──────── DATA SUPPLIED ────────

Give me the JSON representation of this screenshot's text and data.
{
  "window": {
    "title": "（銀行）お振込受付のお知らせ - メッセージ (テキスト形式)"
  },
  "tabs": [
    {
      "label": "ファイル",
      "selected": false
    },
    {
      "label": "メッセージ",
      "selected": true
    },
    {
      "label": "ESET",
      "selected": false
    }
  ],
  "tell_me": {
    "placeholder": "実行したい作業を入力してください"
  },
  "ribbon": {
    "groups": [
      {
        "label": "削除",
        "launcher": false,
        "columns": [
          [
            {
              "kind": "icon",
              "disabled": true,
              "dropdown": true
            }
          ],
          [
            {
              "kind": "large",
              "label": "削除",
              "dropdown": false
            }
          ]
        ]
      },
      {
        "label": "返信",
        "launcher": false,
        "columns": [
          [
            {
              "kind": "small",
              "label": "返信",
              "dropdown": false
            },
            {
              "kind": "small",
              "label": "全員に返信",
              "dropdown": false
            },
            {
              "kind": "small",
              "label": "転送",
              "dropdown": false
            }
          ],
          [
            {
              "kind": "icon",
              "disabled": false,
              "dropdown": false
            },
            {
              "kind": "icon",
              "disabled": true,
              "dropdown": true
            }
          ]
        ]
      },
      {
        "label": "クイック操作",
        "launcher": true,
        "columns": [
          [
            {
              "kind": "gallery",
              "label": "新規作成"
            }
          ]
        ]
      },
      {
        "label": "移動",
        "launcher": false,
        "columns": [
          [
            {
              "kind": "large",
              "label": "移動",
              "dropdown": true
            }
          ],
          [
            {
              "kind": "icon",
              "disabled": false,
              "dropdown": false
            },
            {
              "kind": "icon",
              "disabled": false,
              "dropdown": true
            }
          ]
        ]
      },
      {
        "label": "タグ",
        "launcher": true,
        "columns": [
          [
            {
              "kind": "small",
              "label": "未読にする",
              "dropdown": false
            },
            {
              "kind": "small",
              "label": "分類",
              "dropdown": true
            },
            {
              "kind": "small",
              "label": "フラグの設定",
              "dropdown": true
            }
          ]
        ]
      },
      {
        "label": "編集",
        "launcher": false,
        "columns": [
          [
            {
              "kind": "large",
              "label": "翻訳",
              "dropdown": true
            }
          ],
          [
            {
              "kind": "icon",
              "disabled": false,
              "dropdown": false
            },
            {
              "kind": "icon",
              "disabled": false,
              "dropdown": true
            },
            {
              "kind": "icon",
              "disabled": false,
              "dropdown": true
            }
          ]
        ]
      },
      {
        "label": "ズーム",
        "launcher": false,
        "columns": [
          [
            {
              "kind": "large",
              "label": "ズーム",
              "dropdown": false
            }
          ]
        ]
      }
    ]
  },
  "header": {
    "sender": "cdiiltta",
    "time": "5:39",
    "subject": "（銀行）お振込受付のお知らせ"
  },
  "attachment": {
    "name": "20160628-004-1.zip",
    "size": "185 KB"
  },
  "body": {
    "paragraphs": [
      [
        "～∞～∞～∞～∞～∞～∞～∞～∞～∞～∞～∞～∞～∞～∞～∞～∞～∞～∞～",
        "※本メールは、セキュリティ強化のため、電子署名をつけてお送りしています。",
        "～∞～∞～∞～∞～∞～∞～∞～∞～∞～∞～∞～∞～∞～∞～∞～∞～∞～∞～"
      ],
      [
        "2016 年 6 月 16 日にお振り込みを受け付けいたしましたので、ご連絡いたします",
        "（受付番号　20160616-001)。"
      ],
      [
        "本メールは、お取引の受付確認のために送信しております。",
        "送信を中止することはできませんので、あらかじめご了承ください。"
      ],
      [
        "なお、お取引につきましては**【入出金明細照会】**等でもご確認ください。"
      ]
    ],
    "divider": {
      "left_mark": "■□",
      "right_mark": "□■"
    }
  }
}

────────

EXERCISE DETAILS:
Which lines hold the word "メッセージ"? Show each one.

OUTPUT OF THE EXERCISE:
    "title": "（銀行）お振込受付のお知らせ - メッセージ (テキスト形式)"
      "label": "メッセージ",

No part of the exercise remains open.